▼▼▼
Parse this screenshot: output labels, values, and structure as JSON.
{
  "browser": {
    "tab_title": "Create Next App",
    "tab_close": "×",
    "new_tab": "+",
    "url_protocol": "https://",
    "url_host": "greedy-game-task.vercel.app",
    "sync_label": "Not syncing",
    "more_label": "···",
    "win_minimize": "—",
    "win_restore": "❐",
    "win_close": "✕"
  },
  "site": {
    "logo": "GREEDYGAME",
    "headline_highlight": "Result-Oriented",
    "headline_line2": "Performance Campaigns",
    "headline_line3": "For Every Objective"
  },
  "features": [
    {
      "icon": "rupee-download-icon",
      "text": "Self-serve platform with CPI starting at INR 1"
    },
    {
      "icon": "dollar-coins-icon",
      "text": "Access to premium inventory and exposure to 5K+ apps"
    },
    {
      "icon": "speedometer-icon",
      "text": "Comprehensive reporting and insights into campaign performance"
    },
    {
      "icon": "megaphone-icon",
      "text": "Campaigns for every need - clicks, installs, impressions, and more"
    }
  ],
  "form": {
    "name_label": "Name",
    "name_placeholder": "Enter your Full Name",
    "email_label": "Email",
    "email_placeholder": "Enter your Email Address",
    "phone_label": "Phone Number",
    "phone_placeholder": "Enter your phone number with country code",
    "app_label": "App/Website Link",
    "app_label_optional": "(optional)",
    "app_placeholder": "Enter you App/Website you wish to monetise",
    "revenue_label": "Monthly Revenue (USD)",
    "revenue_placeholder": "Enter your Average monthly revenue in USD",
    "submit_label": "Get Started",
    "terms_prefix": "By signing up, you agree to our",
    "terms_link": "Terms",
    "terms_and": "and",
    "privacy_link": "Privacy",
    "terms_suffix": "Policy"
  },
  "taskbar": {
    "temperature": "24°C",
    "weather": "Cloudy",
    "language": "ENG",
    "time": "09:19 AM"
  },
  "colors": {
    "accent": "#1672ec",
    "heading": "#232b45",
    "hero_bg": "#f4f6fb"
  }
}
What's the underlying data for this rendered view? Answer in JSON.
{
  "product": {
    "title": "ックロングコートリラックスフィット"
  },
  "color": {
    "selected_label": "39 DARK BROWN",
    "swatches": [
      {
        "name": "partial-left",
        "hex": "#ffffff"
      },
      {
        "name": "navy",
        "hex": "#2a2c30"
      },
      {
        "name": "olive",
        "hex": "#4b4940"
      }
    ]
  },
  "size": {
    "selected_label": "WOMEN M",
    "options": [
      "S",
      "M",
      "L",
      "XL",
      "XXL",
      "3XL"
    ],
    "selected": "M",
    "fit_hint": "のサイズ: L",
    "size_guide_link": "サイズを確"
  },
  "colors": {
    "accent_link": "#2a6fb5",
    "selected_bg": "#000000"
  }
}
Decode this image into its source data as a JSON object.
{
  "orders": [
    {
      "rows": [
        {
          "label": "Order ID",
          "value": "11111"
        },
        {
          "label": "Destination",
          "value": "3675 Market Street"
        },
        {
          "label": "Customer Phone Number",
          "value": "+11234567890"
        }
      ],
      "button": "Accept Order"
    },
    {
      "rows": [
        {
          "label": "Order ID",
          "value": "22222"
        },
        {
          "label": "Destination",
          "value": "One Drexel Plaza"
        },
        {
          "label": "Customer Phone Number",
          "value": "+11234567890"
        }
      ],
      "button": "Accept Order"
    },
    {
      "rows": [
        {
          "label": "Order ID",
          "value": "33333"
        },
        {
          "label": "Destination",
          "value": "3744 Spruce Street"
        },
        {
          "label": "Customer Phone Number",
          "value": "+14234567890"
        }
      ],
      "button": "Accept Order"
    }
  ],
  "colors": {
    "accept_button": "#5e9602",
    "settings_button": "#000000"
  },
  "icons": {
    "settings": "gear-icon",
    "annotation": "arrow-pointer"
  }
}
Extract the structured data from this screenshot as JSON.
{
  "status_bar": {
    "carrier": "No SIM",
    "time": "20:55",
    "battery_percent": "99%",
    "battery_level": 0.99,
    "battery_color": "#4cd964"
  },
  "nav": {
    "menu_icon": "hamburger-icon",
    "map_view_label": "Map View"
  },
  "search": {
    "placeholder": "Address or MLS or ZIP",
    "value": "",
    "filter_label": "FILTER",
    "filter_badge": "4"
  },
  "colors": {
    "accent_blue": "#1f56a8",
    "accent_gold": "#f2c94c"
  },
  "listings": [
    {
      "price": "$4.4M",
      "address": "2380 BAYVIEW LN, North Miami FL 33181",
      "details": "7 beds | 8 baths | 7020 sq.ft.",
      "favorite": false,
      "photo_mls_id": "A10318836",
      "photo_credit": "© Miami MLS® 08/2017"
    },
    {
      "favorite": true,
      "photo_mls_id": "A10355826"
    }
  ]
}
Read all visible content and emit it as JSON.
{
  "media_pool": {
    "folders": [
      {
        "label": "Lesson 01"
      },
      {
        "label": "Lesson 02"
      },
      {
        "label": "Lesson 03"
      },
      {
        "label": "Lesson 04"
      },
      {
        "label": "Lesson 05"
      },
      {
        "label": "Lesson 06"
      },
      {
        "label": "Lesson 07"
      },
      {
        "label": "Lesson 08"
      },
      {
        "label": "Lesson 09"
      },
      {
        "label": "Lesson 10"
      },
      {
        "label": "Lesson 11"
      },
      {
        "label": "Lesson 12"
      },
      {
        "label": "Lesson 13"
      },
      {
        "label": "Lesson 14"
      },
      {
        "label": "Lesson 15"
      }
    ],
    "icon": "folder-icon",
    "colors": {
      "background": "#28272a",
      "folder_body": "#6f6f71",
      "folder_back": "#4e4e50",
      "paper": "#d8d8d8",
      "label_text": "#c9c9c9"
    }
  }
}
▲▲▲
## SET PROBLEM
Starting at the line that contains "Read all visible content and emit it as JSON.", write out every line to the end of the entries, exactly as given.

## TASK OUTPUT
Read all visible content and emit it as JSON.
{
  "media_pool": {
    "folders": [
      {
        "label": "Lesson 01"
      },
      {
        "label": "Lesson 02"
      },
      {
        "label": "Lesson 03"
      },
      {
        "label": "Lesson 04"
      },
      {
        "label": "Lesson 05"
      },
      {
        "label": "Lesson 06"
      },
      {
        "label": "Lesson 07"
      },
      {
        "label": "Lesson 08"
      },
      {
        "label": "Lesson 09"
      },
      {
        "label": "Lesson 10"
      },
      {
        "label": "Lesson 11"
      },
      {
        "label": "Lesson 12"
      },
      {
        "label": "Lesson 13"
      },
      {
        "label": "Lesson 14"
      },
      {
        "label": "Lesson 15"
      }
    ],
    "icon": "folder-icon",
    "colors": {
      "background": "#28272a",
      "folder_body": "#6f6f71",
      "folder_back": "#4e4e50",
      "paper": "#d8d8d8",
      "label_text": "#c9c9c9"
    }
  }
}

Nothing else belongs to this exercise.